Short exercise ▸ Reproduce the listing from its first line through the line containing "result-head-digits: 063 [696,510,747,543]", including both of those lines.

Task data ▸
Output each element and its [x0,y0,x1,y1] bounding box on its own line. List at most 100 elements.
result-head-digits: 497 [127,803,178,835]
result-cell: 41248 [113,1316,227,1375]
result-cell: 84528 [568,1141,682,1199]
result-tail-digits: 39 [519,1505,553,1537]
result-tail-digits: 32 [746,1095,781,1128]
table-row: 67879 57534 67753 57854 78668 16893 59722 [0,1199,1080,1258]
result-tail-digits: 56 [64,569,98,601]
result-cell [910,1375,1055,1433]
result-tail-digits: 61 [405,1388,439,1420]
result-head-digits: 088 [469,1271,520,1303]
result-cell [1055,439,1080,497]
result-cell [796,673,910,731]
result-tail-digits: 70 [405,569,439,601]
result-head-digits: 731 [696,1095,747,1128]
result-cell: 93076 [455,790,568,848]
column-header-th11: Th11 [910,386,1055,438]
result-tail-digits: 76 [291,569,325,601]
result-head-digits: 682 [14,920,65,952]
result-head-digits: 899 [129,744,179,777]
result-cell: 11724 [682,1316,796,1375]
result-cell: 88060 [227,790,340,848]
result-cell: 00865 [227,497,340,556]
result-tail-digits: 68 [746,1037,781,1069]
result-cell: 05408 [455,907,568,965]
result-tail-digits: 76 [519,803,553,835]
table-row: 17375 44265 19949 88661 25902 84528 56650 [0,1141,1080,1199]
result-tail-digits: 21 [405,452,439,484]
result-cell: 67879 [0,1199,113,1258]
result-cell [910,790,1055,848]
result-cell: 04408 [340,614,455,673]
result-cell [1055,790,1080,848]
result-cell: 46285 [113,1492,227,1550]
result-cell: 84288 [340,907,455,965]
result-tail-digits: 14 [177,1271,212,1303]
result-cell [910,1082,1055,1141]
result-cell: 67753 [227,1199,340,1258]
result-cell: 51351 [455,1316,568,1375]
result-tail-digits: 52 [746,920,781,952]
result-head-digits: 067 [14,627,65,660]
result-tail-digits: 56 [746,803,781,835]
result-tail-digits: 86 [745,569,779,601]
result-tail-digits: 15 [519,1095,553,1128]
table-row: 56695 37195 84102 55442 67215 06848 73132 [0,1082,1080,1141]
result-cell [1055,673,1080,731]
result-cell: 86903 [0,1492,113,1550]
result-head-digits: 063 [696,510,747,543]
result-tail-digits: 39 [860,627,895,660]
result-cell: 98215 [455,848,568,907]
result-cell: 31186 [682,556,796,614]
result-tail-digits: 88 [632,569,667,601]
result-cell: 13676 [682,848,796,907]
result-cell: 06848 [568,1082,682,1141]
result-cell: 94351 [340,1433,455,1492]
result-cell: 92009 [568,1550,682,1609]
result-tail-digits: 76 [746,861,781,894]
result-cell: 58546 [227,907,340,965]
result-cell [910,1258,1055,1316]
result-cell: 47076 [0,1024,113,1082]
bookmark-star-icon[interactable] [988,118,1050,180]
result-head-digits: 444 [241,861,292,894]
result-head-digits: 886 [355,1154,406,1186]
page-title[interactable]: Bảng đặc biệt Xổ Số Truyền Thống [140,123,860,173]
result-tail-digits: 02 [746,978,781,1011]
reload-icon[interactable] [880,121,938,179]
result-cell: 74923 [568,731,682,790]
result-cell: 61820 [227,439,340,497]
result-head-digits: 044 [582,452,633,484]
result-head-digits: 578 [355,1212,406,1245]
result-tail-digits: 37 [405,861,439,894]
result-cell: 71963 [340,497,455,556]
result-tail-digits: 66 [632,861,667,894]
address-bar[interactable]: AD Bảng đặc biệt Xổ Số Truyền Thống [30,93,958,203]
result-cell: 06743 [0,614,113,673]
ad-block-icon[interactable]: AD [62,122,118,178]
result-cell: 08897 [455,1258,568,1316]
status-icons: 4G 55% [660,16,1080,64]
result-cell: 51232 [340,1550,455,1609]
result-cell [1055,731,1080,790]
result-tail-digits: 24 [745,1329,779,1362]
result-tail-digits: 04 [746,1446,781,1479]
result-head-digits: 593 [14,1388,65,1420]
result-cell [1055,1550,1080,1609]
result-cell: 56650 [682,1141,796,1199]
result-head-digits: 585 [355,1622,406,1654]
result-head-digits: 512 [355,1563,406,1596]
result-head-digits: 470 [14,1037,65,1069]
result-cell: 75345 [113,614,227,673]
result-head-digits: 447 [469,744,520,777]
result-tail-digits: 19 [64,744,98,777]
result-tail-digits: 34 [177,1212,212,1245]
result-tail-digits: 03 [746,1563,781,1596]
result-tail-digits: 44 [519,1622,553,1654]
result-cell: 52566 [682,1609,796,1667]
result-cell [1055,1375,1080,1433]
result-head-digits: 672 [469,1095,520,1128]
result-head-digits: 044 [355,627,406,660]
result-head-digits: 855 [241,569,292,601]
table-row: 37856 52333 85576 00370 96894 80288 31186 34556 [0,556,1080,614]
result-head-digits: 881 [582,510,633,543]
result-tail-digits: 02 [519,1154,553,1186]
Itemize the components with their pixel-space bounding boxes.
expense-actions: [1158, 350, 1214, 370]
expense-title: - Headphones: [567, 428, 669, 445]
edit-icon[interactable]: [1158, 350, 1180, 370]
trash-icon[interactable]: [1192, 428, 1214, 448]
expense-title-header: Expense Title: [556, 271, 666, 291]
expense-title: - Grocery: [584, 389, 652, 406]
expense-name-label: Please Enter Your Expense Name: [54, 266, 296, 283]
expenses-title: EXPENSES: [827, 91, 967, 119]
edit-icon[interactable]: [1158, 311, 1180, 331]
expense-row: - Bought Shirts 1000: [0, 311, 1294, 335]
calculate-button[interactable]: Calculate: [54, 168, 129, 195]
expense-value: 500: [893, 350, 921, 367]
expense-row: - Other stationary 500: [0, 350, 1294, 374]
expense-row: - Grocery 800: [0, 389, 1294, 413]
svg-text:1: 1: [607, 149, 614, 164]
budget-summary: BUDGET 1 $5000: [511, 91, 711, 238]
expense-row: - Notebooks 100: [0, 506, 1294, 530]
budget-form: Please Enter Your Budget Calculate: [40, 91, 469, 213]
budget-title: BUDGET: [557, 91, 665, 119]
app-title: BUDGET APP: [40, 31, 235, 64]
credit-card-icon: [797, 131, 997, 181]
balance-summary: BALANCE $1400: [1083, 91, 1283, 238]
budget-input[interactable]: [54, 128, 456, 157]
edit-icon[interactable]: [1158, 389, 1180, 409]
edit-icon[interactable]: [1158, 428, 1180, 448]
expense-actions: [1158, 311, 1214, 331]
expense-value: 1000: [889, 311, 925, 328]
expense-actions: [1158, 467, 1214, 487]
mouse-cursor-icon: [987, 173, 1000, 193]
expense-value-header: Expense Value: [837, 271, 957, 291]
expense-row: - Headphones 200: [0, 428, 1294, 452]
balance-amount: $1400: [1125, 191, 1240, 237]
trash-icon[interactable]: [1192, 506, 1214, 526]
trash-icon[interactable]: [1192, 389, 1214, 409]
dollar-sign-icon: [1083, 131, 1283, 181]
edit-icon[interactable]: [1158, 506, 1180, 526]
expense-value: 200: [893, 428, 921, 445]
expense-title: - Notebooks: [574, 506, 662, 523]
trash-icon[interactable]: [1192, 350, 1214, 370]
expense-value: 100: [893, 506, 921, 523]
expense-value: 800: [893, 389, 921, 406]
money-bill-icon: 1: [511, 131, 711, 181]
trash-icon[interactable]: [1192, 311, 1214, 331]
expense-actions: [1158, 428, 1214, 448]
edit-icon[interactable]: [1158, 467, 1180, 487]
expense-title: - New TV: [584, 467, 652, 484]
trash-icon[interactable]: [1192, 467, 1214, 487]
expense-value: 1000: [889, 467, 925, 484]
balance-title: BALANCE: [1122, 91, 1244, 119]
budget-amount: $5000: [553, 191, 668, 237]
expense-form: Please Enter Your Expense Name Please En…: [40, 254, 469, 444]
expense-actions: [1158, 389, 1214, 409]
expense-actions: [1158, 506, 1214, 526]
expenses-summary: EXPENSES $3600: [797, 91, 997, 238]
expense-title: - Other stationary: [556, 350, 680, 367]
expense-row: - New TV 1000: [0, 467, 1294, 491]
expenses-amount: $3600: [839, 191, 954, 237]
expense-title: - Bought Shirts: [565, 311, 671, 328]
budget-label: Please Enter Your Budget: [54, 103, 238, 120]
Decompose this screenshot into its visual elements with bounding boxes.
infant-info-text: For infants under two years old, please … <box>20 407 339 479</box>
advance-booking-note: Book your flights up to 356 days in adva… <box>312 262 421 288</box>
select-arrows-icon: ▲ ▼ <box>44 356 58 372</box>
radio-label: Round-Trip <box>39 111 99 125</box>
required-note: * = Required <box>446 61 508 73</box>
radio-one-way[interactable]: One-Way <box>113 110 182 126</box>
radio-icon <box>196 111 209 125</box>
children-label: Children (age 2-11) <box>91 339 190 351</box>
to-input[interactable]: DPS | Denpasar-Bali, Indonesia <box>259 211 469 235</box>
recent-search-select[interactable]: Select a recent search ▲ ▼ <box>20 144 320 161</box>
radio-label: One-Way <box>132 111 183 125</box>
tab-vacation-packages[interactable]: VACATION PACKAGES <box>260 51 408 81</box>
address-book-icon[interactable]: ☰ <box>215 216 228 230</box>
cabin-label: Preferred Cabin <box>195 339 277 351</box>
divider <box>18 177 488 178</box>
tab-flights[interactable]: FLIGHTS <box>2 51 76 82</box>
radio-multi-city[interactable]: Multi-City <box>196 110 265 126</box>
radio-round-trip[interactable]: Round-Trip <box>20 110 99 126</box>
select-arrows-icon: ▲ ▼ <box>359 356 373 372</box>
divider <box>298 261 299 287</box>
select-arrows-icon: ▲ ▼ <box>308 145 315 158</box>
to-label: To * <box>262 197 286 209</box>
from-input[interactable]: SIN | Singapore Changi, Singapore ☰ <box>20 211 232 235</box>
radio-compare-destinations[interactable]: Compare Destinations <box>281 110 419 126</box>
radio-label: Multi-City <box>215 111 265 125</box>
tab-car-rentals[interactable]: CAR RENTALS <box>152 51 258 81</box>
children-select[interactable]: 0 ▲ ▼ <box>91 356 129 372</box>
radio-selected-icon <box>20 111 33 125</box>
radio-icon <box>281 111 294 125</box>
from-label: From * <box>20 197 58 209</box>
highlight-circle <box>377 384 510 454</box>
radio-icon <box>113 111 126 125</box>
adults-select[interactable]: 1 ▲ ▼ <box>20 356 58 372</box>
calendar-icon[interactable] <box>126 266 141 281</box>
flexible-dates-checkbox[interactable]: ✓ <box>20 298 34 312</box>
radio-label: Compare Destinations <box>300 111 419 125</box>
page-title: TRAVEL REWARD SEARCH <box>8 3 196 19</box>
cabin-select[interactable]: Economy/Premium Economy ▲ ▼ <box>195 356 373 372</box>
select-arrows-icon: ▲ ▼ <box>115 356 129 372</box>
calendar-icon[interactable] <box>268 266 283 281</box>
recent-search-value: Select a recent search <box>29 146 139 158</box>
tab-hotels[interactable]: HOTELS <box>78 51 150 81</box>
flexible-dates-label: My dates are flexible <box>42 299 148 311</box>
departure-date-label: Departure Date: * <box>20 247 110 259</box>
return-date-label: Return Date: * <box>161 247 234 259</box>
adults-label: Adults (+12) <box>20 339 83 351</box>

Problem solution ▸
Output each element and its [x0,y0,x1,y1] bounding box on its own line. List at most 100 elements.
result-head-digits: 497 [127,803,178,835]
result-cell: 41248 [113,1316,227,1375]
result-cell: 84528 [568,1141,682,1199]
result-tail-digits: 39 [519,1505,553,1537]
result-tail-digits: 32 [746,1095,781,1128]
table-row: 67879 57534 67753 57854 78668 16893 59722 [0,1199,1080,1258]
result-tail-digits: 56 [64,569,98,601]
result-cell [910,1375,1055,1433]
result-tail-digits: 61 [405,1388,439,1420]
result-head-digits: 088 [469,1271,520,1303]
result-cell [1055,439,1080,497]
result-cell [796,673,910,731]
result-tail-digits: 70 [405,569,439,601]
result-head-digits: 731 [696,1095,747,1128]
result-cell: 93076 [455,790,568,848]
column-header-th11: Th11 [910,386,1055,438]
result-tail-digits: 76 [291,569,325,601]
result-head-digits: 682 [14,920,65,952]
result-head-digits: 899 [129,744,179,777]
result-cell: 11724 [682,1316,796,1375]
result-cell: 88060 [227,790,340,848]
result-cell: 00865 [227,497,340,556]
result-tail-digits: 68 [746,1037,781,1069]
result-cell: 05408 [455,907,568,965]
result-tail-digits: 76 [519,803,553,835]
table-row: 17375 44265 19949 88661 25902 84528 56650 [0,1141,1080,1199]
result-tail-digits: 21 [405,452,439,484]
result-cell: 67879 [0,1199,113,1258]
result-cell [910,790,1055,848]
result-cell: 04408 [340,614,455,673]
result-cell [1055,790,1080,848]
result-cell: 46285 [113,1492,227,1550]
result-cell: 84288 [340,907,455,965]
result-tail-digits: 14 [177,1271,212,1303]
result-cell [910,1082,1055,1141]
result-cell: 67753 [227,1199,340,1258]
result-cell: 51351 [455,1316,568,1375]
result-tail-digits: 52 [746,920,781,952]
result-head-digits: 067 [14,627,65,660]
result-tail-digits: 56 [746,803,781,835]
result-tail-digits: 86 [745,569,779,601]
result-tail-digits: 15 [519,1095,553,1128]
table-row: 56695 37195 84102 55442 67215 06848 73132 [0,1082,1080,1141]
result-cell [1055,673,1080,731]
result-cell: 86903 [0,1492,113,1550]
result-head-digits: 063 [696,510,747,543]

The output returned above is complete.